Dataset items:
□ □ □ □ □ □ □
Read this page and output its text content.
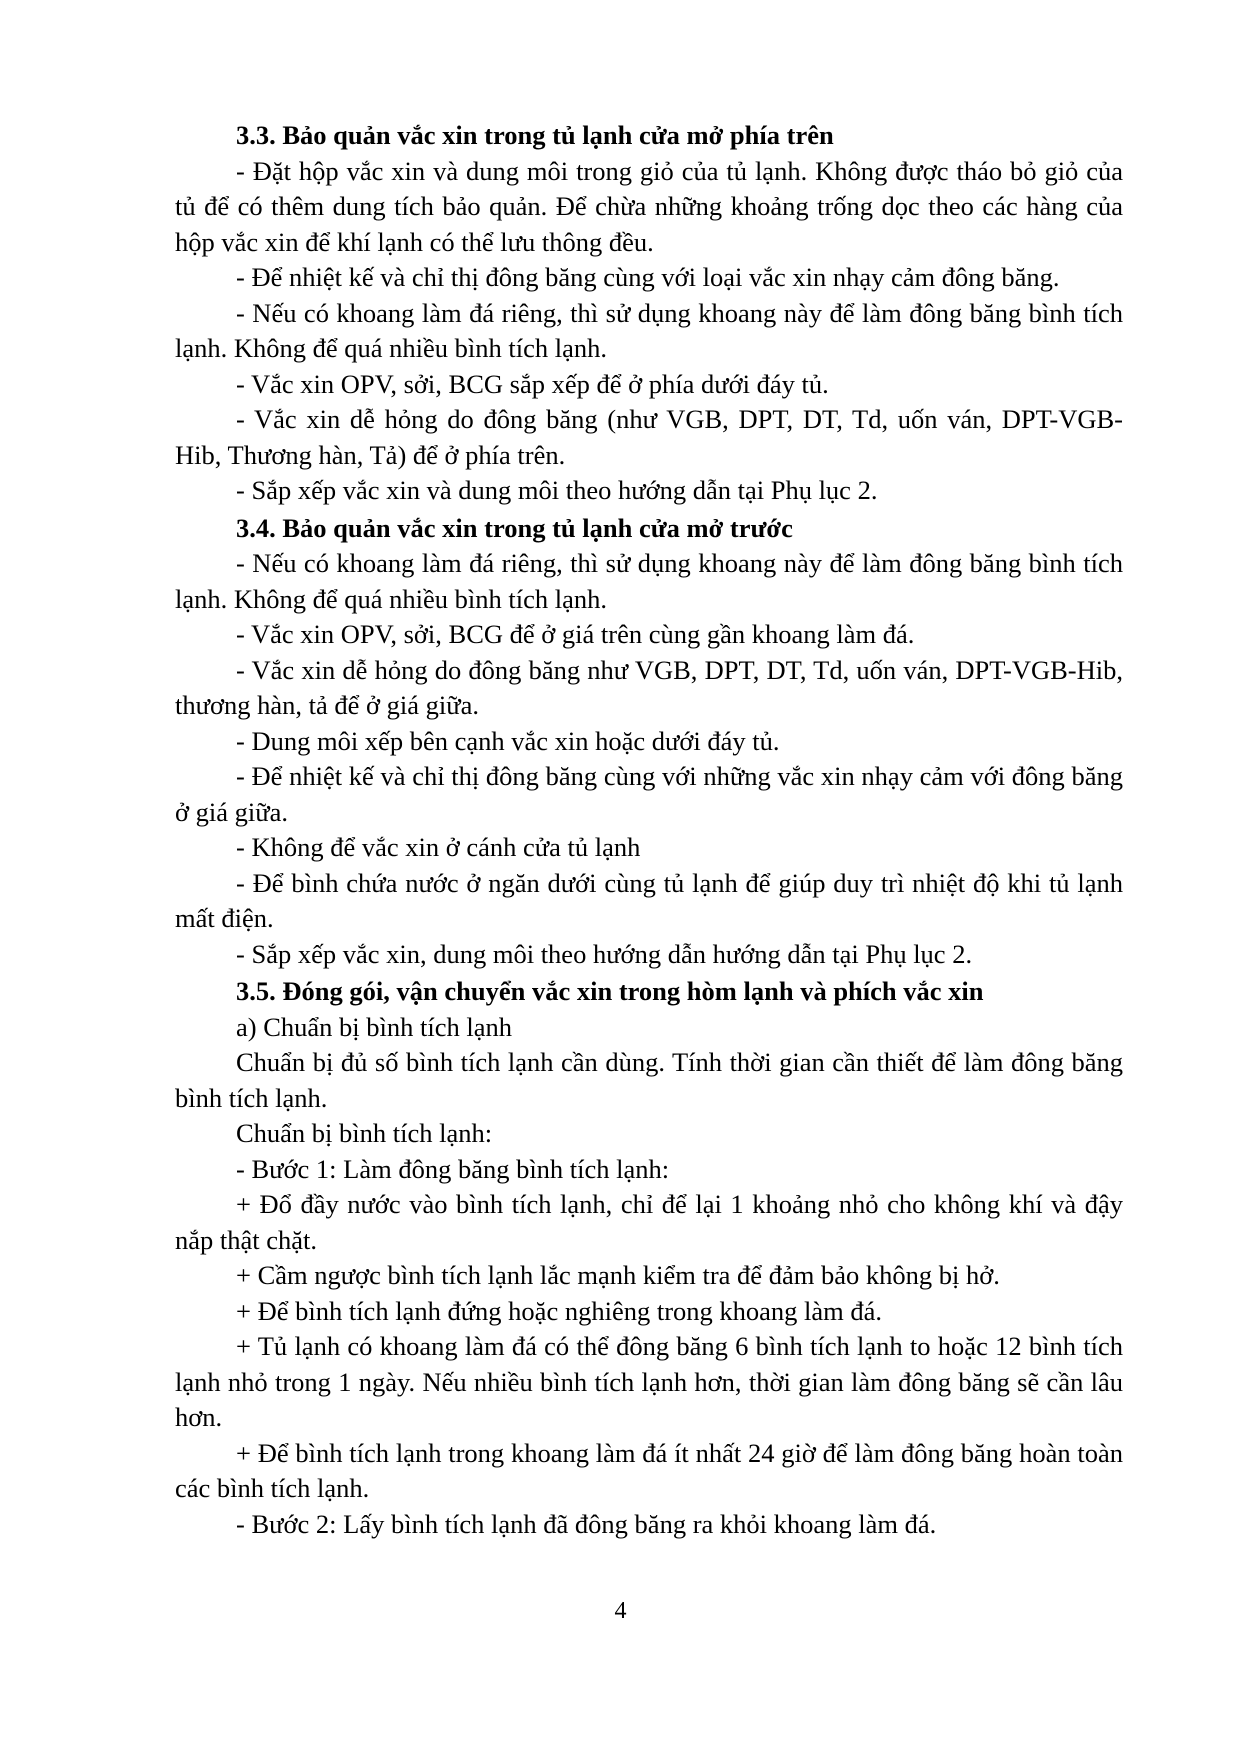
3.3. Bảo quản vắc xin trong tủ lạnh cửa mở phía trên

- Đặt hộp vắc xin và dung môi trong giỏ của tủ lạnh. Không được tháo bỏ giỏ của tủ để có thêm dung tích bảo quản. Để chừa những khoảng trống dọc theo các hàng của hộp vắc xin để khí lạnh có thể lưu thông đều.

- Để nhiệt kế và chỉ thị đông băng cùng với loại vắc xin nhạy cảm đông băng.

- Nếu có khoang làm đá riêng, thì sử dụng khoang này để làm đông băng bình tích lạnh. Không để quá nhiều bình tích lạnh.

- Vắc xin OPV, sởi, BCG sắp xếp để ở phía dưới đáy tủ.

- Vắc xin dễ hỏng do đông băng (như VGB, DPT, DT, Td, uốn ván, DPT-VGB-Hib, Thương hàn, Tả) để ở phía trên.

- Sắp xếp vắc xin và dung môi theo hướng dẫn tại Phụ lục 2.

3.4. Bảo quản vắc xin trong tủ lạnh cửa mở trước

- Nếu có khoang làm đá riêng, thì sử dụng khoang này để làm đông băng bình tích lạnh. Không để quá nhiều bình tích lạnh.

- Vắc xin OPV, sởi, BCG để ở giá trên cùng gần khoang làm đá.

- Vắc xin dễ hỏng do đông băng như VGB, DPT, DT, Td, uốn ván, DPT-VGB-Hib, thương hàn, tả để ở giá giữa.

- Dung môi xếp bên cạnh vắc xin hoặc dưới đáy tủ.

- Để nhiệt kế và chỉ thị đông băng cùng với những vắc xin nhạy cảm với đông băng ở giá giữa.

- Không để vắc xin ở cánh cửa tủ lạnh

- Để bình chứa nước ở ngăn dưới cùng tủ lạnh để giúp duy trì nhiệt độ khi tủ lạnh mất điện.

- Sắp xếp vắc xin, dung môi theo hướng dẫn hướng dẫn tại Phụ lục 2.

3.5. Đóng gói, vận chuyển vắc xin trong hòm lạnh và phích vắc xin

a) Chuẩn bị bình tích lạnh

Chuẩn bị đủ số bình tích lạnh cần dùng. Tính thời gian cần thiết để làm đông băng bình tích lạnh.

Chuẩn bị bình tích lạnh:

- Bước 1: Làm đông băng bình tích lạnh:

+ Đổ đầy nước vào bình tích lạnh, chỉ để lại 1 khoảng nhỏ cho không khí và đậy nắp thật chặt.

+ Cầm ngược bình tích lạnh lắc mạnh kiểm tra để đảm bảo không bị hở.

+ Để bình tích lạnh đứng hoặc nghiêng trong khoang làm đá.

+ Tủ lạnh có khoang làm đá có thể đông băng 6 bình tích lạnh to hoặc 12 bình tích lạnh nhỏ trong 1 ngày. Nếu nhiều bình tích lạnh hơn, thời gian làm đông băng sẽ cần lâu hơn.

+ Để bình tích lạnh trong khoang làm đá ít nhất 24 giờ để làm đông băng hoàn toàn các bình tích lạnh.

- Bước 2: Lấy bình tích lạnh đã đông băng ra khỏi khoang làm đá.

4
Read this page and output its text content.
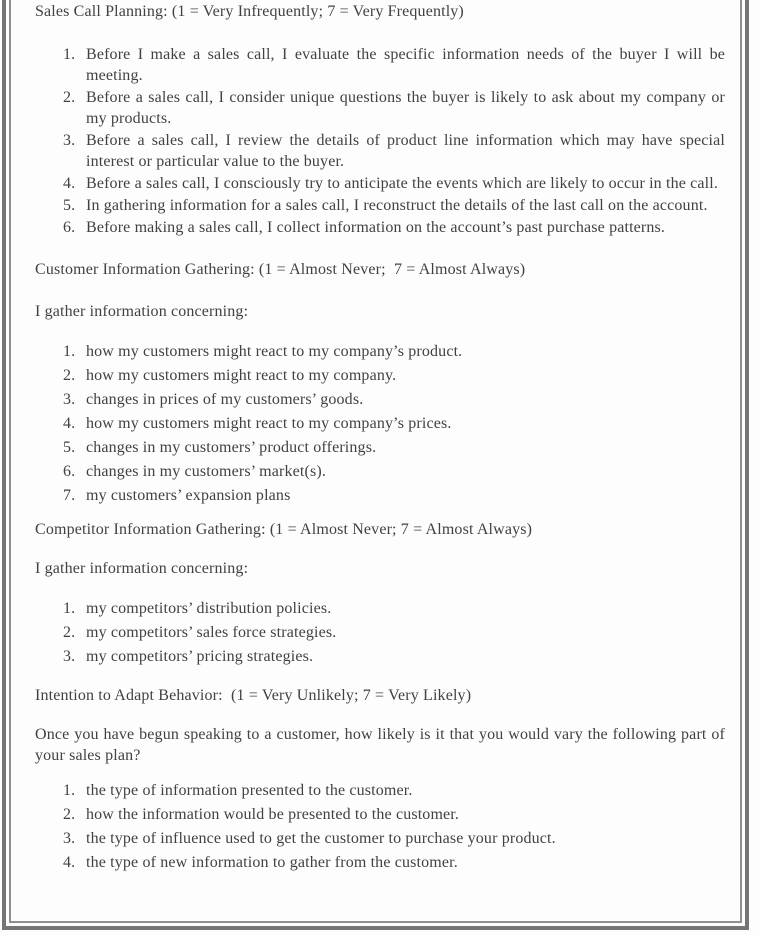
Sales Call Planning: (1 = Very Infrequently; 7 = Very Frequently)
Before I make a sales call, I evaluate the specific information needs of the buyer I will be meeting.
Before a sales call, I consider unique questions the buyer is likely to ask about my company or my products.
Before a sales call, I review the details of product line information which may have special interest or particular value to the buyer.
Before a sales call, I consciously try to anticipate the events which are likely to occur in the call.
In gathering information for a sales call, I reconstruct the details of the last call on the account.
Before making a sales call, I collect information on the account’s past purchase patterns.
Customer Information Gathering: (1 = Almost Never;  7 = Almost Always)

I gather information concerning:

how my customers might react to my company’s product.
how my customers might react to my company.
changes in prices of my customers’ goods.
how my customers might react to my company’s prices.
changes in my customers’ product offerings.
changes in my customers’ market(s).
my customers’ expansion plans
Competitor Information Gathering: (1 = Almost Never; 7 = Almost Always)

I gather information concerning:

my competitors’ distribution policies.
my competitors’ sales force strategies.
my competitors’ pricing strategies.
Intention to Adapt Behavior:  (1 = Very Unlikely; 7 = Very Likely)

Once you have begun speaking to a customer, how likely is it that you would vary the following part of your sales plan?

the type of information presented to the customer.
how the information would be presented to the customer.
the type of influence used to get the customer to purchase your product.
the type of new information to gather from the customer.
□ □ □ □ □ □ □
Print each record exactly as it stands, leaving the images out.

Read this page and output its text content.
3.3. Bảo quản vắc xin trong tủ lạnh cửa mở phía trên

- Đặt hộp vắc xin và dung môi trong giỏ của tủ lạnh. Không được tháo bỏ giỏ của tủ để có thêm dung tích bảo quản. Để chừa những khoảng trống dọc theo các hàng của hộp vắc xin để khí lạnh có thể lưu thông đều.

- Để nhiệt kế và chỉ thị đông băng cùng với loại vắc xin nhạy cảm đông băng.

- Nếu có khoang làm đá riêng, thì sử dụng khoang này để làm đông băng bình tích lạnh. Không để quá nhiều bình tích lạnh.

- Vắc xin OPV, sởi, BCG sắp xếp để ở phía dưới đáy tủ.

- Vắc xin dễ hỏng do đông băng (như VGB, DPT, DT, Td, uốn ván, DPT-VGB-Hib, Thương hàn, Tả) để ở phía trên.

- Sắp xếp vắc xin và dung môi theo hướng dẫn tại Phụ lục 2.

3.4. Bảo quản vắc xin trong tủ lạnh cửa mở trước

- Nếu có khoang làm đá riêng, thì sử dụng khoang này để làm đông băng bình tích lạnh. Không để quá nhiều bình tích lạnh.

- Vắc xin OPV, sởi, BCG để ở giá trên cùng gần khoang làm đá.

- Vắc xin dễ hỏng do đông băng như VGB, DPT, DT, Td, uốn ván, DPT-VGB-Hib, thương hàn, tả để ở giá giữa.

- Dung môi xếp bên cạnh vắc xin hoặc dưới đáy tủ.

- Để nhiệt kế và chỉ thị đông băng cùng với những vắc xin nhạy cảm với đông băng ở giá giữa.

- Không để vắc xin ở cánh cửa tủ lạnh

- Để bình chứa nước ở ngăn dưới cùng tủ lạnh để giúp duy trì nhiệt độ khi tủ lạnh mất điện.

- Sắp xếp vắc xin, dung môi theo hướng dẫn hướng dẫn tại Phụ lục 2.

3.5. Đóng gói, vận chuyển vắc xin trong hòm lạnh và phích vắc xin

a) Chuẩn bị bình tích lạnh

Chuẩn bị đủ số bình tích lạnh cần dùng. Tính thời gian cần thiết để làm đông băng bình tích lạnh.

Chuẩn bị bình tích lạnh:

- Bước 1: Làm đông băng bình tích lạnh:

+ Đổ đầy nước vào bình tích lạnh, chỉ để lại 1 khoảng nhỏ cho không khí và đậy nắp thật chặt.

+ Cầm ngược bình tích lạnh lắc mạnh kiểm tra để đảm bảo không bị hở.

+ Để bình tích lạnh đứng hoặc nghiêng trong khoang làm đá.

+ Tủ lạnh có khoang làm đá có thể đông băng 6 bình tích lạnh to hoặc 12 bình tích lạnh nhỏ trong 1 ngày. Nếu nhiều bình tích lạnh hơn, thời gian làm đông băng sẽ cần lâu hơn.

+ Để bình tích lạnh trong khoang làm đá ít nhất 24 giờ để làm đông băng hoàn toàn các bình tích lạnh.

- Bước 2: Lấy bình tích lạnh đã đông băng ra khỏi khoang làm đá.

4
Read this page and output its text content.
Sales Call Planning: (1 = Very Infrequently; 7 = Very Frequently)
Before I make a sales call, I evaluate the specific information needs of the buyer I will be meeting.
Before a sales call, I consider unique questions the buyer is likely to ask about my company or my products.
Before a sales call, I review the details of product line information which may have special interest or particular value to the buyer.
Before a sales call, I consciously try to anticipate the events which are likely to occur in the call.
In gathering information for a sales call, I reconstruct the details of the last call on the account.
Before making a sales call, I collect information on the account’s past purchase patterns.
Customer Information Gathering: (1 = Almost Never;  7 = Almost Always)

I gather information concerning:

how my customers might react to my company’s product.
how my customers might react to my company.
changes in prices of my customers’ goods.
how my customers might react to my company’s prices.
changes in my customers’ product offerings.
changes in my customers’ market(s).
my customers’ expansion plans
Competitor Information Gathering: (1 = Almost Never; 7 = Almost Always)

I gather information concerning:

my competitors’ distribution policies.
my competitors’ sales force strategies.
my competitors’ pricing strategies.
Intention to Adapt Behavior:  (1 = Very Unlikely; 7 = Very Likely)

Once you have begun speaking to a customer, how likely is it that you would vary the following part of your sales plan?

the type of information presented to the customer.
how the information would be presented to the customer.
the type of influence used to get the customer to purchase your product.
the type of new information to gather from the customer.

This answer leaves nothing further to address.